--- Written problem ---
Restate the whole listing exactly.

[Records that describe figures]
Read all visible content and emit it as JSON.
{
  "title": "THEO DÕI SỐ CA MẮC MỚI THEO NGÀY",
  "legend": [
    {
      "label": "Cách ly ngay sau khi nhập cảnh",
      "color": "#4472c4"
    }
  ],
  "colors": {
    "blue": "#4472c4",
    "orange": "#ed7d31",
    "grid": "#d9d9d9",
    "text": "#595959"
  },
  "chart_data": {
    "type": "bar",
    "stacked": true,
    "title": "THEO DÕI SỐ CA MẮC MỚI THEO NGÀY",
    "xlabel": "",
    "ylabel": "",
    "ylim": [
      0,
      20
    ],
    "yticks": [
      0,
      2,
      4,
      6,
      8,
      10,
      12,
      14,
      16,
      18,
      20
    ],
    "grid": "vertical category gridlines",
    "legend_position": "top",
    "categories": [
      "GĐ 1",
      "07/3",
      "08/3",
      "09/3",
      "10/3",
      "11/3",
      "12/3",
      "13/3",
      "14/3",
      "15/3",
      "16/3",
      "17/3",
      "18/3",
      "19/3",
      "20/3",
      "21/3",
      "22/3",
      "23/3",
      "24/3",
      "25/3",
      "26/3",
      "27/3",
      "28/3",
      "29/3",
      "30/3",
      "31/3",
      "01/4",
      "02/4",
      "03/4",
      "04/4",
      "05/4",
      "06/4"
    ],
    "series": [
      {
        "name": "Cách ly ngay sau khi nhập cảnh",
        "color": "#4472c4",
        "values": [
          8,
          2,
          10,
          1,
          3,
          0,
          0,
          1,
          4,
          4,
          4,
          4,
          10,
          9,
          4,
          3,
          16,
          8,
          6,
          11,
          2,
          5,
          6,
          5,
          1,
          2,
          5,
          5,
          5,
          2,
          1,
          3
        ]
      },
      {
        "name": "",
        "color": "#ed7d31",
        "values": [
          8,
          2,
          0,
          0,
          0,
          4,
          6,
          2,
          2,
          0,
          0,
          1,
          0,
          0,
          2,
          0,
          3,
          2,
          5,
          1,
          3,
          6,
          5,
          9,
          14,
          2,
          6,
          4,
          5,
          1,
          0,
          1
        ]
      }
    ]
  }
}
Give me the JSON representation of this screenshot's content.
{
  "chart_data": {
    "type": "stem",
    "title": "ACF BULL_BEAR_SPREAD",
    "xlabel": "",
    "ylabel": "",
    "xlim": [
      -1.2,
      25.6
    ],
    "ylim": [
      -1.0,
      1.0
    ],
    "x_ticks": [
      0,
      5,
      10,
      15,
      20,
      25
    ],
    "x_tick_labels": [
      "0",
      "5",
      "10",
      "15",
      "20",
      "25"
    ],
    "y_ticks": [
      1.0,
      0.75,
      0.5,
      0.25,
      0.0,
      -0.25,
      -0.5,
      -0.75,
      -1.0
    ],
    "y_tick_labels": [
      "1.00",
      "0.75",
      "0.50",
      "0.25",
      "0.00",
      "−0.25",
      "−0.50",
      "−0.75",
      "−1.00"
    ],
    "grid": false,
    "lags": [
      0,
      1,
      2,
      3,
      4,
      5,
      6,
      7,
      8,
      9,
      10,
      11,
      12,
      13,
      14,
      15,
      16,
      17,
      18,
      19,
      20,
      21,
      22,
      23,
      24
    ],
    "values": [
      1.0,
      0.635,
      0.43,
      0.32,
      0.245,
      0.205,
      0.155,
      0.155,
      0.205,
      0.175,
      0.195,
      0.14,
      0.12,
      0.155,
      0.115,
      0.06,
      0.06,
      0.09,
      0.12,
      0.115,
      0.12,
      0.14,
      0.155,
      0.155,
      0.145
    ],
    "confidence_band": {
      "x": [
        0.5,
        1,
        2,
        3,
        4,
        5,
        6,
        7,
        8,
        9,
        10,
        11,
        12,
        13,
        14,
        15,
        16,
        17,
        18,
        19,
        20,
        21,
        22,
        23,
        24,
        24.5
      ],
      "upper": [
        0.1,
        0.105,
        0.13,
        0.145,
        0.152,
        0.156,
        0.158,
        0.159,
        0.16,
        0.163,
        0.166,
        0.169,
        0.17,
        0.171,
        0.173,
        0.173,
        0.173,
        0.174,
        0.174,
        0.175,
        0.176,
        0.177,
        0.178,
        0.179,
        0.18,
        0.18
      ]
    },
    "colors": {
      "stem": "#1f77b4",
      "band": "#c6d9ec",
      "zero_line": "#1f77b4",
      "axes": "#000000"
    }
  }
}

--- Task result ---
Read all visible content and emit it as JSON.
{
  "title": "THEO DÕI SỐ CA MẮC MỚI THEO NGÀY",
  "legend": [
    {
      "label": "Cách ly ngay sau khi nhập cảnh",
      "color": "#4472c4"
    }
  ],
  "colors": {
    "blue": "#4472c4",
    "orange": "#ed7d31",
    "grid": "#d9d9d9",
    "text": "#595959"
  },
  "chart_data": {
    "type": "bar",
    "stacked": true,
    "title": "THEO DÕI SỐ CA MẮC MỚI THEO NGÀY",
    "xlabel": "",
    "ylabel": "",
    "ylim": [
      0,
      20
    ],
    "yticks": [
      0,
      2,
      4,
      6,
      8,
      10,
      12,
      14,
      16,
      18,
      20
    ],
    "grid": "vertical category gridlines",
    "legend_position": "top",
    "categories": [
      "GĐ 1",
      "07/3",
      "08/3",
      "09/3",
      "10/3",
      "11/3",
      "12/3",
      "13/3",
      "14/3",
      "15/3",
      "16/3",
      "17/3",
      "18/3",
      "19/3",
      "20/3",
      "21/3",
      "22/3",
      "23/3",
      "24/3",
      "25/3",
      "26/3",
      "27/3",
      "28/3",
      "29/3",
      "30/3",
      "31/3",
      "01/4",
      "02/4",
      "03/4",
      "04/4",
      "05/4",
      "06/4"
    ],
    "series": [
      {
        "name": "Cách ly ngay sau khi nhập cảnh",
        "color": "#4472c4",
        "values": [
          8,
          2,
          10,
          1,
          3,
          0,
          0,
          1,
          4,
          4,
          4,
          4,
          10,
          9,
          4,
          3,
          16,
          8,
          6,
          11,
          2,
          5,
          6,
          5,
          1,
          2,
          5,
          5,
          5,
          2,
          1,
          3
        ]
      },
      {
        "name": "",
        "color": "#ed7d31",
        "values": [
          8,
          2,
          0,
          0,
          0,
          4,
          6,
          2,
          2,
          0,
          0,
          1,
          0,
          0,
          2,
          0,
          3,
          2,
          5,
          1,
          3,
          6,
          5,
          9,
          14,
          2,
          6,
          4,
          5,
          1,
          0,
          1
        ]
      }
    ]
  }
}
Give me the JSON representation of this screenshot's content.
{
  "chart_data": {
    "type": "stem",
    "title": "ACF BULL_BEAR_SPREAD",
    "xlabel": "",
    "ylabel": "",
    "xlim": [
      -1.2,
      25.6
    ],
    "ylim": [
      -1.0,
      1.0
    ],
    "x_ticks": [
      0,
      5,
      10,
      15,
      20,
      25
    ],
    "x_tick_labels": [
      "0",
      "5",
      "10",
      "15",
      "20",
      "25"
    ],
    "y_ticks": [
      1.0,
      0.75,
      0.5,
      0.25,
      0.0,
      -0.25,
      -0.5,
      -0.75,
      -1.0
    ],
    "y_tick_labels": [
      "1.00",
      "0.75",
      "0.50",
      "0.25",
      "0.00",
      "−0.25",
      "−0.50",
      "−0.75",
      "−1.00"
    ],
    "grid": false,
    "lags": [
      0,
      1,
      2,
      3,
      4,
      5,
      6,
      7,
      8,
      9,
      10,
      11,
      12,
      13,
      14,
      15,
      16,
      17,
      18,
      19,
      20,
      21,
      22,
      23,
      24
    ],
    "values": [
      1.0,
      0.635,
      0.43,
      0.32,
      0.245,
      0.205,
      0.155,
      0.155,
      0.205,
      0.175,
      0.195,
      0.14,
      0.12,
      0.155,
      0.115,
      0.06,
      0.06,
      0.09,
      0.12,
      0.115,
      0.12,
      0.14,
      0.155,
      0.155,
      0.145
    ],
    "confidence_band": {
      "x": [
        0.5,
        1,
        2,
        3,
        4,
        5,
        6,
        7,
        8,
        9,
        10,
        11,
        12,
        13,
        14,
        15,
        16,
        17,
        18,
        19,
        20,
        21,
        22,
        23,
        24,
        24.5
      ],
      "upper": [
        0.1,
        0.105,
        0.13,
        0.145,
        0.152,
        0.156,
        0.158,
        0.159,
        0.16,
        0.163,
        0.166,
        0.169,
        0.17,
        0.171,
        0.173,
        0.173,
        0.173,
        0.174,
        0.174,
        0.175,
        0.176,
        0.177,
        0.178,
        0.179,
        0.18,
        0.18
      ]
    },
    "colors": {
      "stem": "#1f77b4",
      "band": "#c6d9ec",
      "zero_line": "#1f77b4",
      "axes": "#000000"
    }
  }
}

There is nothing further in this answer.